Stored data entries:

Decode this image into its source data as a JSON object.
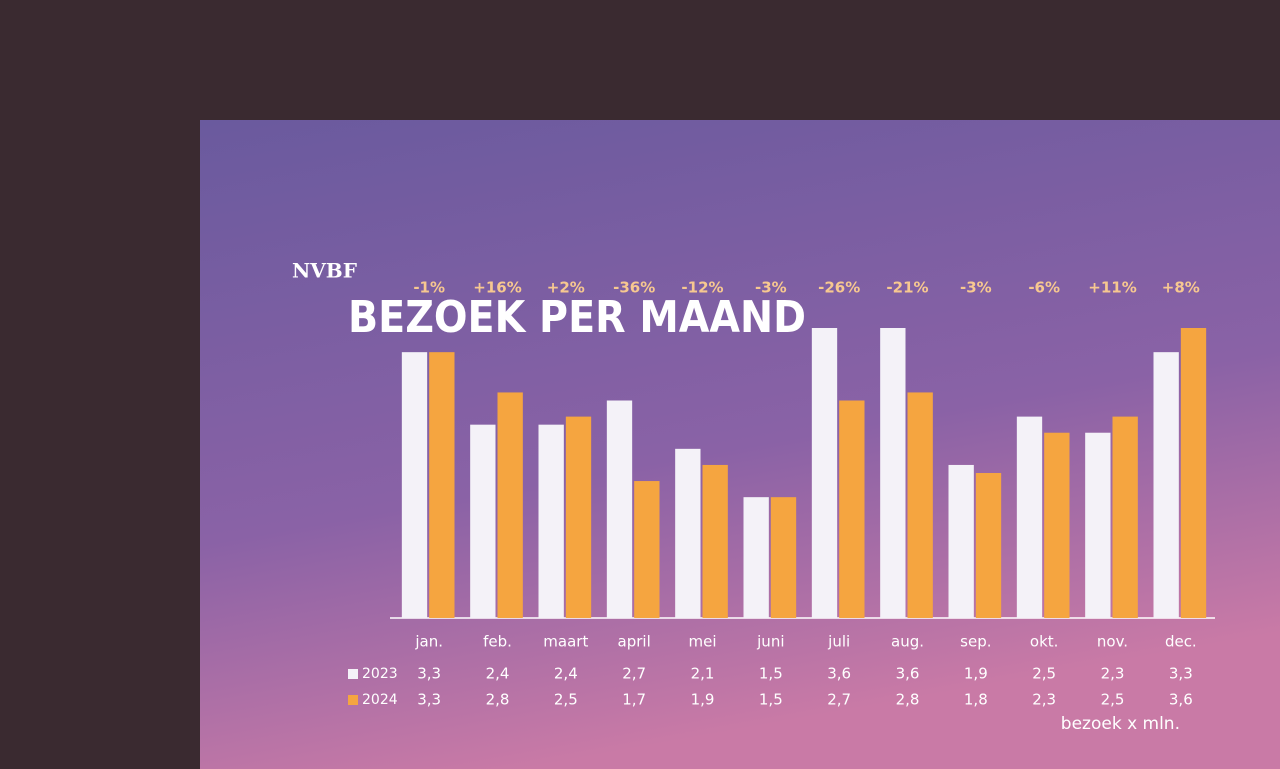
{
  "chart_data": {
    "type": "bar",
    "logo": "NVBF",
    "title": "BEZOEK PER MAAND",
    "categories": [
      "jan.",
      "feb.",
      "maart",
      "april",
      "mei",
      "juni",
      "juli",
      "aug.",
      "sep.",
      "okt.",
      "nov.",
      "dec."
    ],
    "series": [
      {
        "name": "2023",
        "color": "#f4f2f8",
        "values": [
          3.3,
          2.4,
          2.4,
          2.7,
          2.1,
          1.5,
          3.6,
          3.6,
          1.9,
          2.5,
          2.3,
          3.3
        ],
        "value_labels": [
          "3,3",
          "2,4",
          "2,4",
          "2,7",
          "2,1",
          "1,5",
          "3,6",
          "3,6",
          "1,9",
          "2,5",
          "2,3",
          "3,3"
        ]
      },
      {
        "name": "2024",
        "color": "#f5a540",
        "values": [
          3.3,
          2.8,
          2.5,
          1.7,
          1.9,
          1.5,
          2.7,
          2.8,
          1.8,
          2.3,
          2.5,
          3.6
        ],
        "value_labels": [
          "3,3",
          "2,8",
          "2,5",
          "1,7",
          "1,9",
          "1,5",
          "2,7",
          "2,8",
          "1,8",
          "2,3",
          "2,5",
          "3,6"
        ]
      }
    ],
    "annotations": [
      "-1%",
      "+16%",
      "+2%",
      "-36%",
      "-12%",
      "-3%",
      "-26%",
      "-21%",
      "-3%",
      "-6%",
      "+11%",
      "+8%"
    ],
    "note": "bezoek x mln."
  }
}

GOAL OF THE EXERCISE
In your copy, repeat each record exactly and include no pictures.

SOLUTION
Decode this image into its source data as a JSON object.
{
  "chart_data": {
    "type": "bar",
    "logo": "NVBF",
    "title": "BEZOEK PER MAAND",
    "categories": [
      "jan.",
      "feb.",
      "maart",
      "april",
      "mei",
      "juni",
      "juli",
      "aug.",
      "sep.",
      "okt.",
      "nov.",
      "dec."
    ],
    "series": [
      {
        "name": "2023",
        "color": "#f4f2f8",
        "values": [
          3.3,
          2.4,
          2.4,
          2.7,
          2.1,
          1.5,
          3.6,
          3.6,
          1.9,
          2.5,
          2.3,
          3.3
        ],
        "value_labels": [
          "3,3",
          "2,4",
          "2,4",
          "2,7",
          "2,1",
          "1,5",
          "3,6",
          "3,6",
          "1,9",
          "2,5",
          "2,3",
          "3,3"
        ]
      },
      {
        "name": "2024",
        "color": "#f5a540",
        "values": [
          3.3,
          2.8,
          2.5,
          1.7,
          1.9,
          1.5,
          2.7,
          2.8,
          1.8,
          2.3,
          2.5,
          3.6
        ],
        "value_labels": [
          "3,3",
          "2,8",
          "2,5",
          "1,7",
          "1,9",
          "1,5",
          "2,7",
          "2,8",
          "1,8",
          "2,3",
          "2,5",
          "3,6"
        ]
      }
    ],
    "annotations": [
      "-1%",
      "+16%",
      "+2%",
      "-36%",
      "-12%",
      "-3%",
      "-26%",
      "-21%",
      "-3%",
      "-6%",
      "+11%",
      "+8%"
    ],
    "note": "bezoek x mln."
  }
}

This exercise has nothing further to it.